Prezentowany fragment ▸
——

Ratrak będzie, nie wiem czy trasa będzie ze śladem ale napewno wyratrakowana
no to pięknie, trzeba sprzet pakowac
benka, pakuj pakuj, pośmigamy:)
czy trasy beda szly od stogu do chatki gorzystow Gdzie Stóg a gdzie Rozdroże Izerskie. Góry nie są z gumy.
Bono,
Życzę wszystkim miłej zabawy Do zobaczenia na drylandzie Mnie niestety,bądź stety nie będzie..
Pozdrawiam
Pilarka, dryland?? pisz gdzie i kiedy:)
Pilarka, dryland?? pisz gdzie i kiedy:)Myślę że najbliższy jakoś na koniec marca :-)
komuna, no to co ona pisala.... ja juz myslalem ze bedzie jakas impreza niedaleko nas i niedlugo.... ehh rozwiales moje nadzieje...
Dryland to w przypadku psich zaprzęgów wyścigi w warunkach BEZŚNIEŻNYCH .

——

Dane źródłowe ▸
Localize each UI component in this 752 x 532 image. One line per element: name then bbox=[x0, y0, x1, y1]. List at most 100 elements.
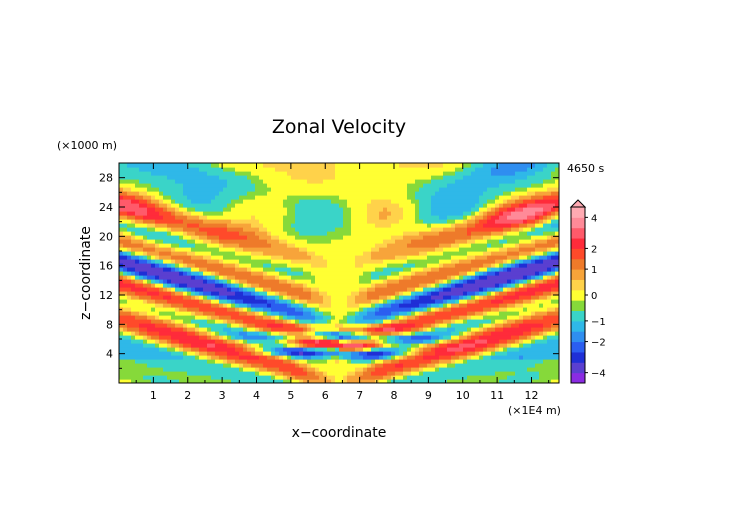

——

Cele ▸
1. Przepisz z fragmentu dokładnie część, która zaczyna się od słów „Ratrak będzie, nie” i kończy na słowach „rozwiales moje nadzieje...”.
2. Streść krócej akapit fragmentu rozpoczynający się od słów „komuna, no to co ona pisala” i zachowaj jego główne informacje.
3. Odpowiedz krótko na pytania do fragmentu:
(a) Co na pewno zostanie zrobione z trasą?
(b) Na kiedy przewidywany jest najbliższy dryland?
(c) Czym jest dryland w przypadku psich zaprzęgów?
Zestawienie pochodzi z innego źródła niż fragment.

Pełne odpowiedzi ▸
1.
Ratrak będzie, nie wiem czy trasa będzie ze śladem ale napewno wyratrakowana
no to pięknie, trzeba sprzet pakowac
benka, pakuj pakuj, pośmigamy:)
czy trasy beda szly od stogu do chatki gorzystow Gdzie Stóg a gdzie Rozdroże Izerskie. Góry nie są z gumy.
Bono,
Życzę wszystkim miłej zabawy Do zobaczenia na drylandzie Mnie niestety,bądź stety nie będzie..
Pozdrawiam
Pilarka, dryland?? pisz gdzie i kiedy:)
Pilarka, dryland?? pisz gdzie i kiedy:)Myślę że najbliższy jakoś na koniec marca :-)
komuna, no to co ona pisala.... ja juz myslalem ze bedzie jakas impreza niedaleko nas i niedlugo.... ehh rozwiales moje nadzieje...

2. Autor zwraca się do „komuny”. Myślał, że niedługo odbędzie się jakaś impreza niedaleko. Ta odpowiedź rozwiała jego nadzieje.

3.
(a) Trasa na pewno zostanie wyratrakowana.
(b) Najbliższy dryland przewidywany jest mniej więcej na koniec marca.
(c) To wyścigi w warunkach bezśnieżnych.